> [Work required]
Write the records below out in full, character for character, with no pictures.

Begin Data excerpts

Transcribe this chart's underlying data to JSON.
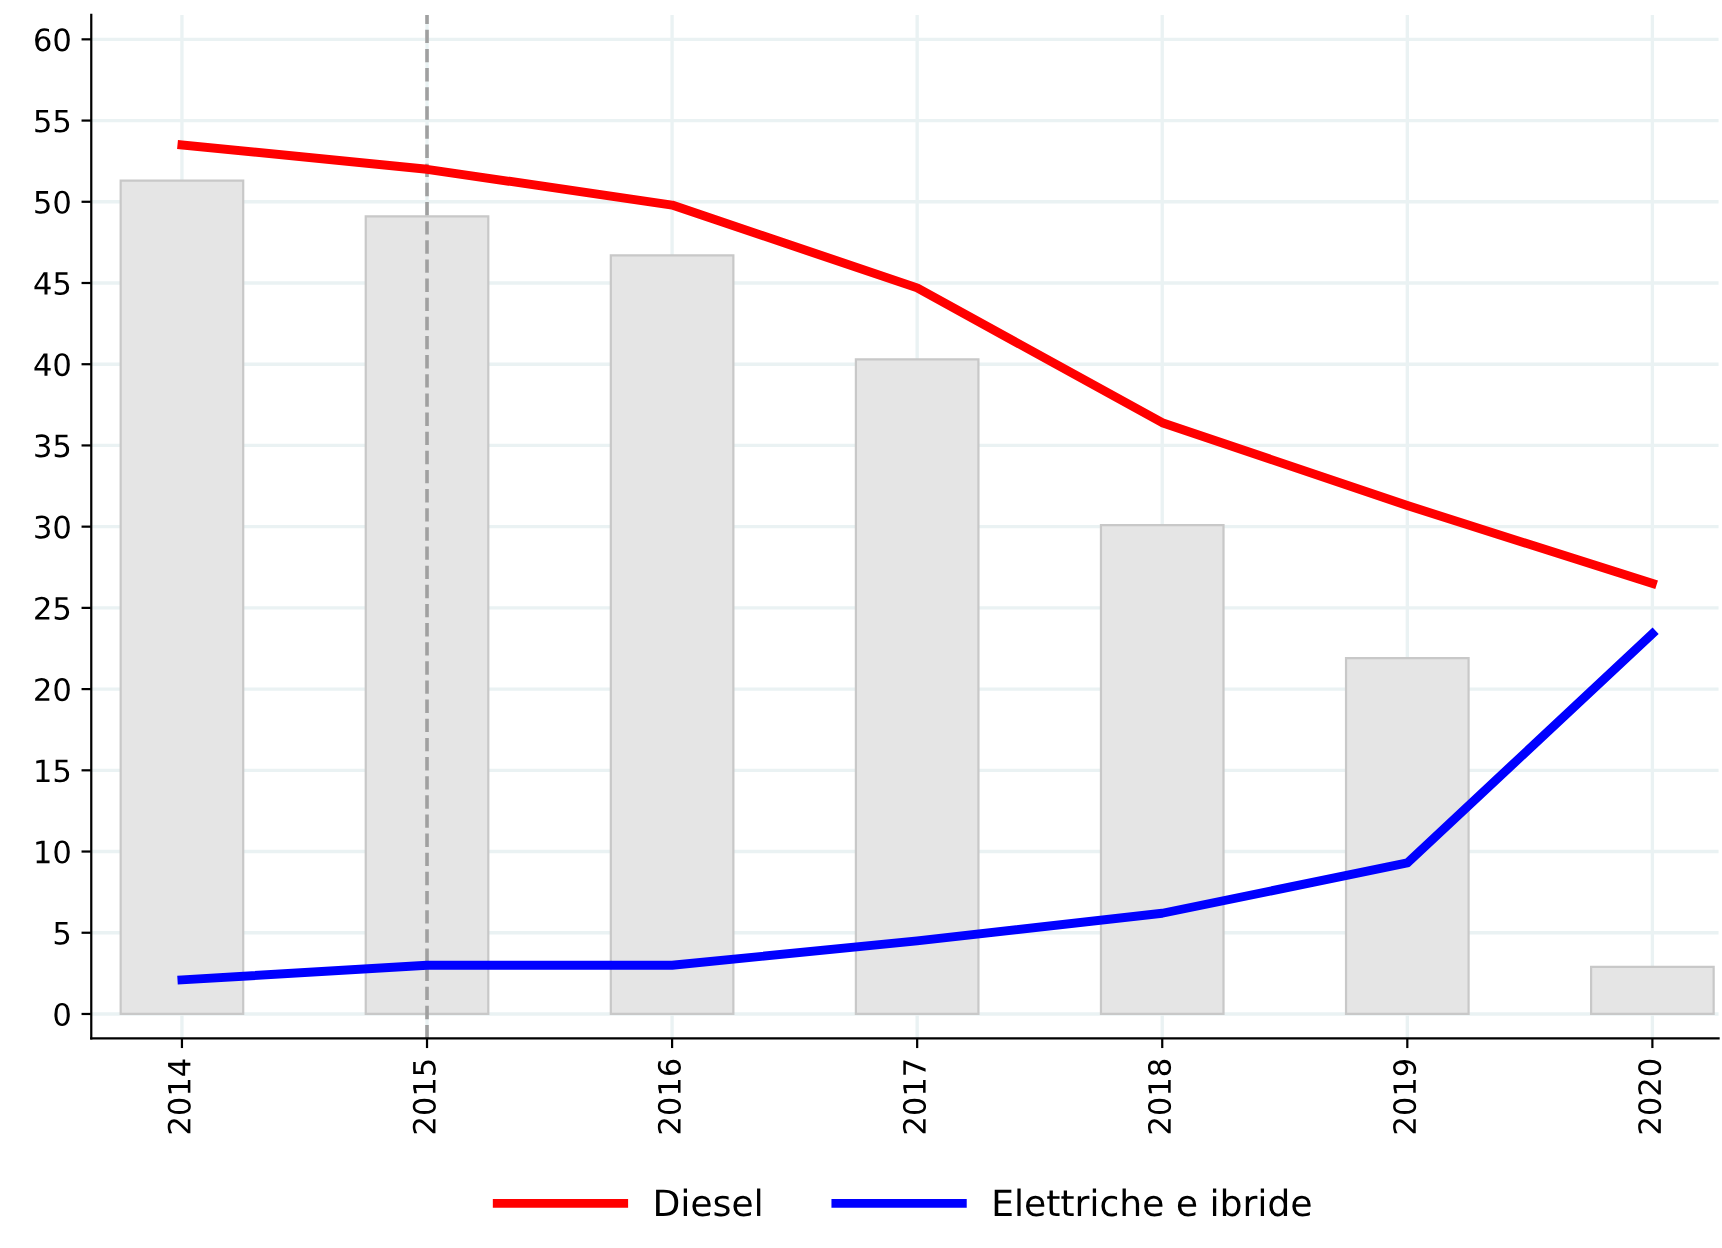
{
  "chart_data": {
    "type": "bar",
    "categories": [
      "2014",
      "2015",
      "2016",
      "2017",
      "2018",
      "2019",
      "2020"
    ],
    "series": [
      {
        "color": "#e5e5e5",
        "values": [
          51.3,
          49.1,
          46.7,
          40.3,
          30.1,
          21.9,
          2.9
        ]
      },
      {
        "type": "line",
        "name": "Diesel",
        "color": "#ff0000",
        "values": [
          53.5,
          52.0,
          49.8,
          44.7,
          36.4,
          31.3,
          26.5
        ]
      },
      {
        "type": "line",
        "name": "Elettriche e ibride",
        "color": "#0000ff",
        "values": [
          2.1,
          3.0,
          3.0,
          4.5,
          6.2,
          9.3,
          23.4
        ]
      }
    ],
    "ylim": [
      -1.5,
      61.5
    ],
    "yticks": [
      0,
      5,
      10,
      15,
      20,
      25,
      30,
      35,
      40,
      45,
      50,
      55,
      60
    ],
    "ref_lines": [
      {
        "axis": "x",
        "value": "2015",
        "color": "#a0a0a0",
        "line_style": "dashed"
      }
    ],
    "grid": true,
    "legend": "bottom",
    "marker": "none",
    "line_style": "solid"
  }
}
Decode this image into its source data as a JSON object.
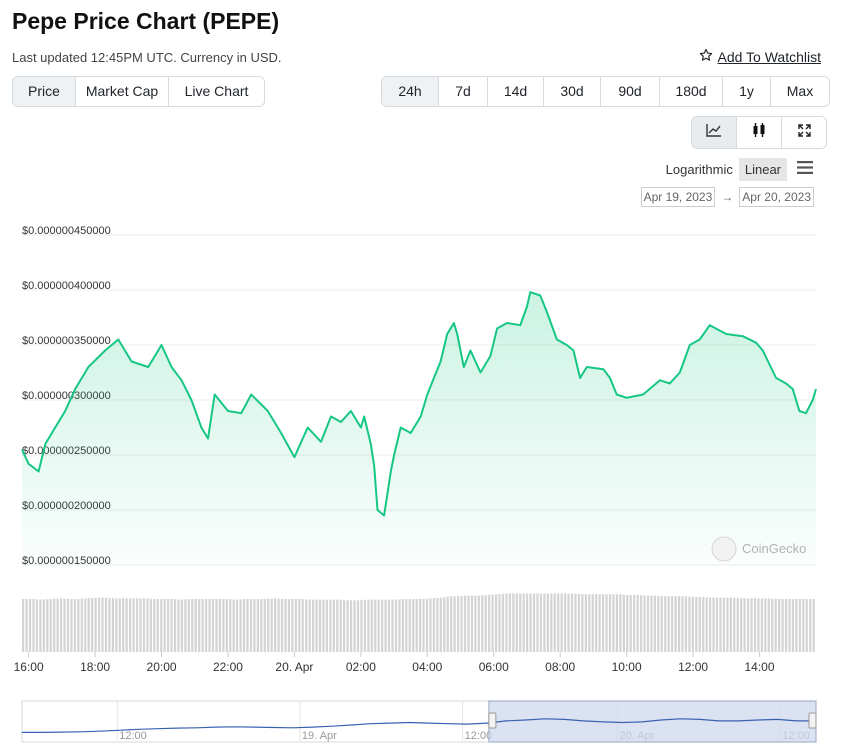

End Data excerpts

> [Final result]
Transcribe this chart's underlying data to JSON.
{
  "chart_data": {
    "type": "bar",
    "categories": [
      "2014",
      "2015",
      "2016",
      "2017",
      "2018",
      "2019",
      "2020"
    ],
    "series": [
      {
        "color": "#e5e5e5",
        "values": [
          51.3,
          49.1,
          46.7,
          40.3,
          30.1,
          21.9,
          2.9
        ]
      },
      {
        "type": "line",
        "name": "Diesel",
        "color": "#ff0000",
        "values": [
          53.5,
          52.0,
          49.8,
          44.7,
          36.4,
          31.3,
          26.5
        ]
      },
      {
        "type": "line",
        "name": "Elettriche e ibride",
        "color": "#0000ff",
        "values": [
          2.1,
          3.0,
          3.0,
          4.5,
          6.2,
          9.3,
          23.4
        ]
      }
    ],
    "ylim": [
      -1.5,
      61.5
    ],
    "yticks": [
      0,
      5,
      10,
      15,
      20,
      25,
      30,
      35,
      40,
      45,
      50,
      55,
      60
    ],
    "ref_lines": [
      {
        "axis": "x",
        "value": "2015",
        "color": "#a0a0a0",
        "line_style": "dashed"
      }
    ],
    "grid": true,
    "legend": "bottom",
    "marker": "none",
    "line_style": "solid"
  }
}
Decode this image into its source data as a JSON object.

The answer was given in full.